begin Entries supplied

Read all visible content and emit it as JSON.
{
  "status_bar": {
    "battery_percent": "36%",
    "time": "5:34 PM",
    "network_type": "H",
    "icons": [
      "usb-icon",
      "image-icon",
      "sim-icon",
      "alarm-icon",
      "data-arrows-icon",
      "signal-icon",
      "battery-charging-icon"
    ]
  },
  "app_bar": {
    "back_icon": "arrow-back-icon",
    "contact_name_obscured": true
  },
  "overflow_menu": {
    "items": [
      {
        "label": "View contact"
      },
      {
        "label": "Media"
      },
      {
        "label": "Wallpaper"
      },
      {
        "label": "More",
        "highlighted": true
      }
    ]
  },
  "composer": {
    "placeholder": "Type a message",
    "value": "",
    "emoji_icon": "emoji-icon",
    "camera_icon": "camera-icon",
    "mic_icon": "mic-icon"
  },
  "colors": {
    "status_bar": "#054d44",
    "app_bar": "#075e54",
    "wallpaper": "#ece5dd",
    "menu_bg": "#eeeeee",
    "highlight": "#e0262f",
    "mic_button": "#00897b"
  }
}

end Entries supplied

What is being asked
Repeat back the data above, exact to the last character.

The output
Read all visible content and emit it as JSON.
{
  "status_bar": {
    "battery_percent": "36%",
    "time": "5:34 PM",
    "network_type": "H",
    "icons": [
      "usb-icon",
      "image-icon",
      "sim-icon",
      "alarm-icon",
      "data-arrows-icon",
      "signal-icon",
      "battery-charging-icon"
    ]
  },
  "app_bar": {
    "back_icon": "arrow-back-icon",
    "contact_name_obscured": true
  },
  "overflow_menu": {
    "items": [
      {
        "label": "View contact"
      },
      {
        "label": "Media"
      },
      {
        "label": "Wallpaper"
      },
      {
        "label": "More",
        "highlighted": true
      }
    ]
  },
  "composer": {
    "placeholder": "Type a message",
    "value": "",
    "emoji_icon": "emoji-icon",
    "camera_icon": "camera-icon",
    "mic_icon": "mic-icon"
  },
  "colors": {
    "status_bar": "#054d44",
    "app_bar": "#075e54",
    "wallpaper": "#ece5dd",
    "menu_bg": "#eeeeee",
    "highlight": "#e0262f",
    "mic_button": "#00897b"
  }
}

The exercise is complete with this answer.